* start Material supplied *

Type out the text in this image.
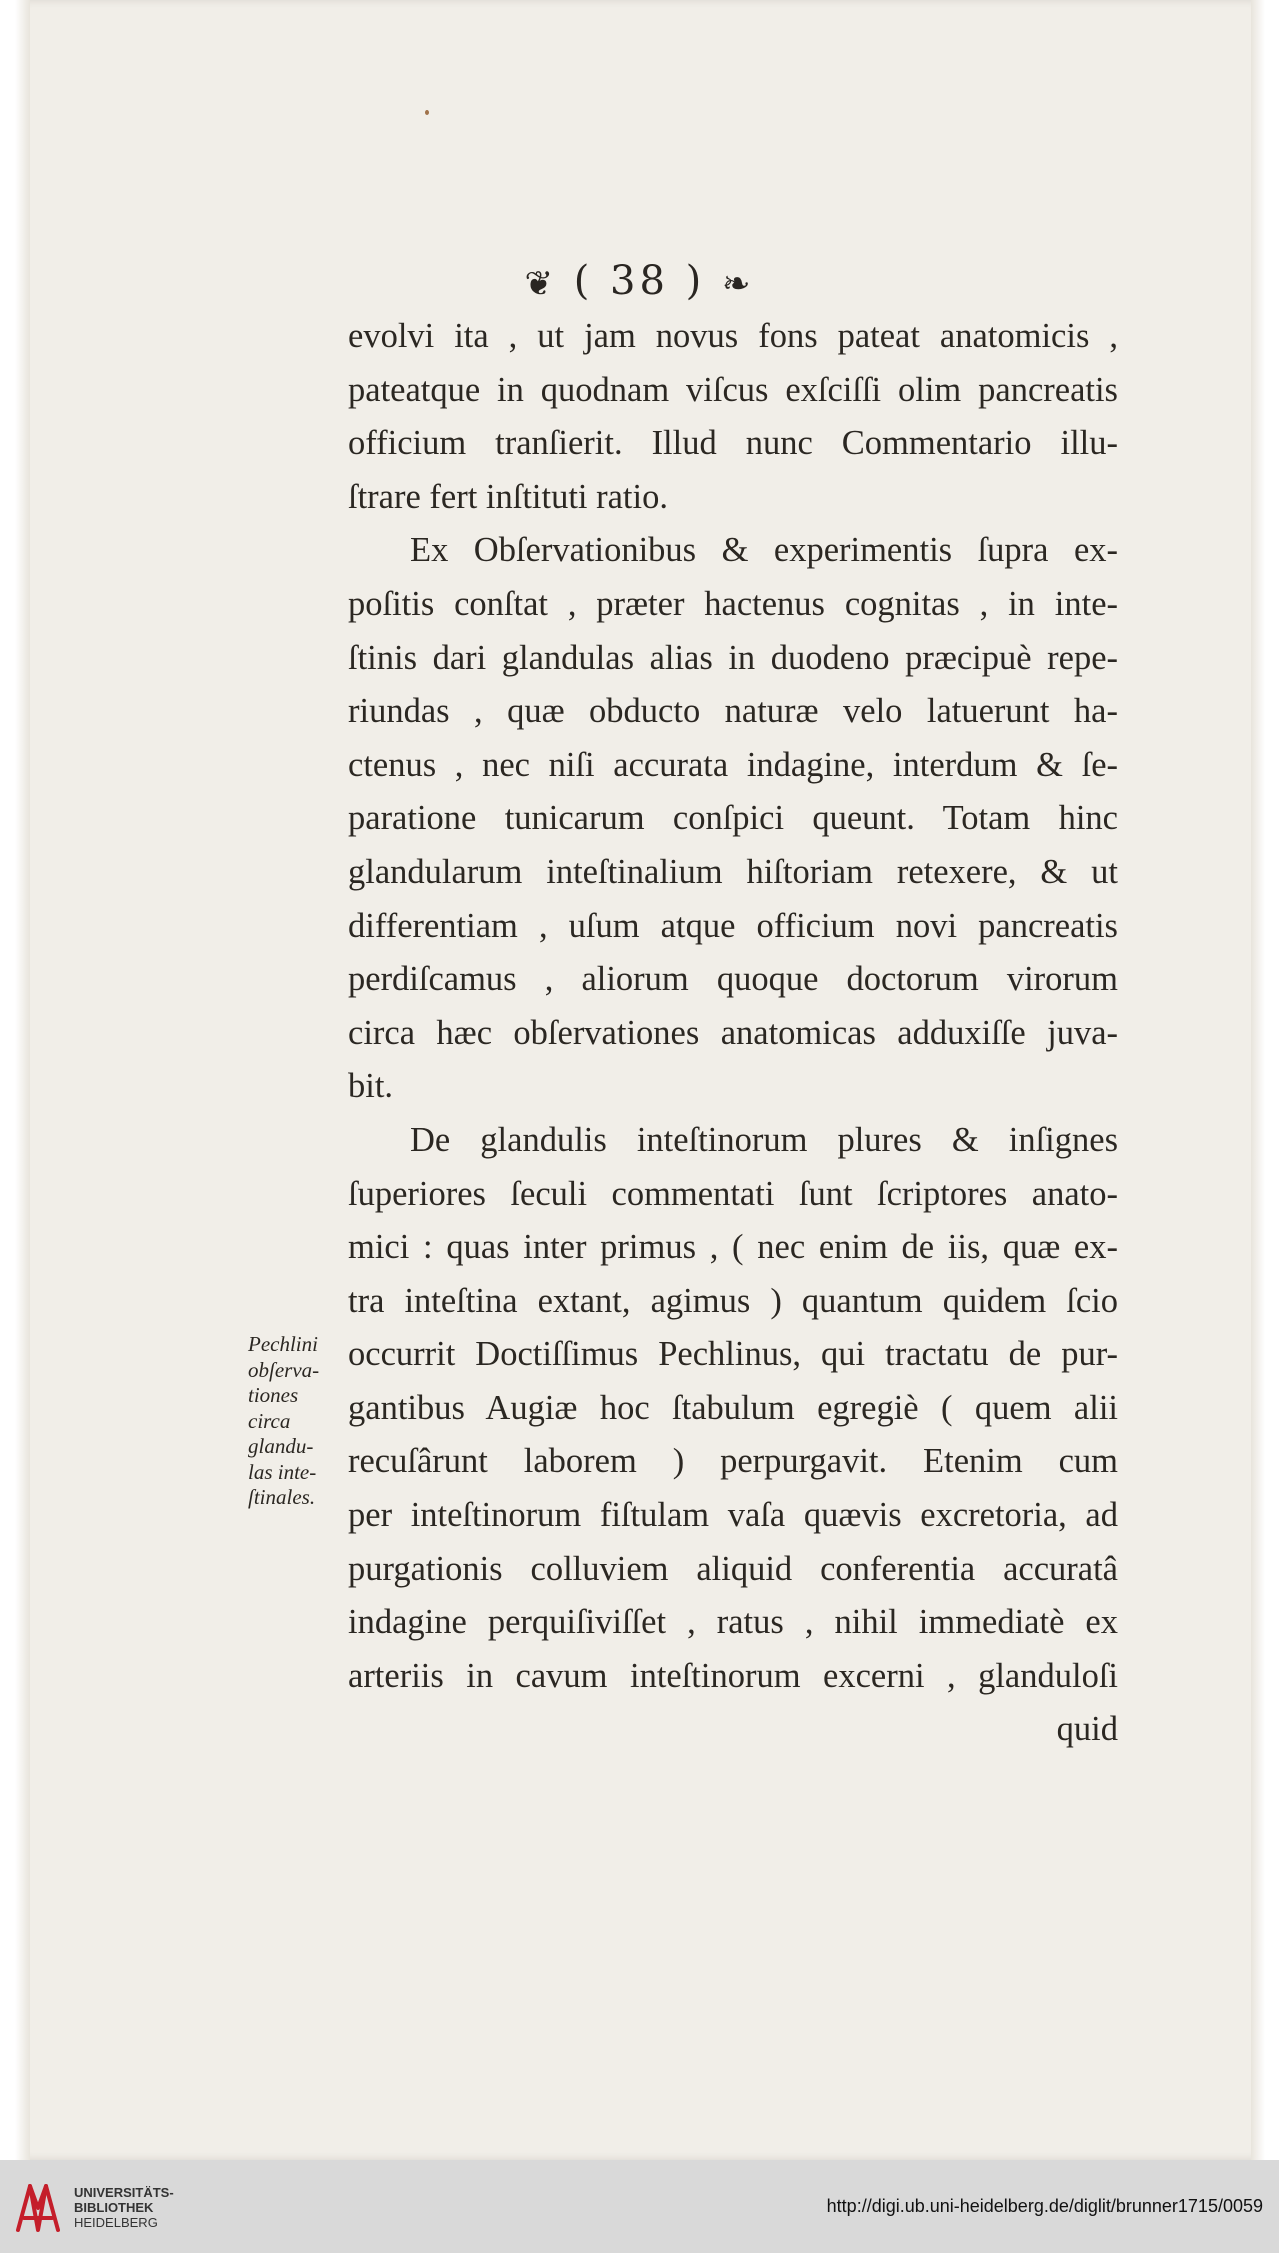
❦ ( 38 ) ❧
evolvi ita , ut jam novus fons pateat anatomicis ,
pateatque in quodnam viſcus exſciſſi olim pancreatis
officium tranſierit. Illud nunc Commentario illu-
ſtrare fert inſtituti ratio.
Ex Obſervationibus & experimentis ſupra ex-
poſitis conſtat , præter hactenus cognitas , in inte-
ſtinis dari glandulas alias in duodeno præcipuè repe-
riundas , quæ obducto naturæ velo latuerunt ha-
ctenus , nec niſi accurata indagine, interdum & ſe-
paratione tunicarum conſpici queunt. Totam hinc
glandularum inteſtinalium hiſtoriam retexere, & ut
differentiam , uſum atque officium novi pancreatis
perdiſcamus , aliorum quoque doctorum virorum
circa hæc obſervationes anatomicas adduxiſſe juva-
bit.
De glandulis inteſtinorum plures & inſignes
ſuperiores ſeculi commentati ſunt ſcriptores anato-
mici : quas inter primus , ( nec enim de iis, quæ ex-
tra inteſtina extant, agimus ) quantum quidem ſcio
occurrit Doctiſſimus Pechlinus, qui tractatu de pur-
gantibus Augiæ hoc ſtabulum egregiè ( quem alii
recuſârunt laborem ) perpurgavit. Etenim cum
per inteſtinorum fiſtulam vaſa quævis excretoria, ad
purgationis colluviem aliquid conferentia accuratâ
indagine perquiſiviſſet , ratus , nihil immediatè ex
arteriis in cavum inteſtinorum excerni , glanduloſi
quid
Pechlini
obſerva-
tiones
circa
glandu-
las inte-
ſtinales.
UNIVERSITÄTS-
BIBLIOTHEK
HEIDELBERG
http://digi.ub.uni-heidelberg.de/diglit/brunner1715/0059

* end Material supplied *

Short task: From the listing above, collect every line that mentions the word "circa".

Solution for this problem:
circa hæc obſervationes anatomicas adduxiſſe juva-
circa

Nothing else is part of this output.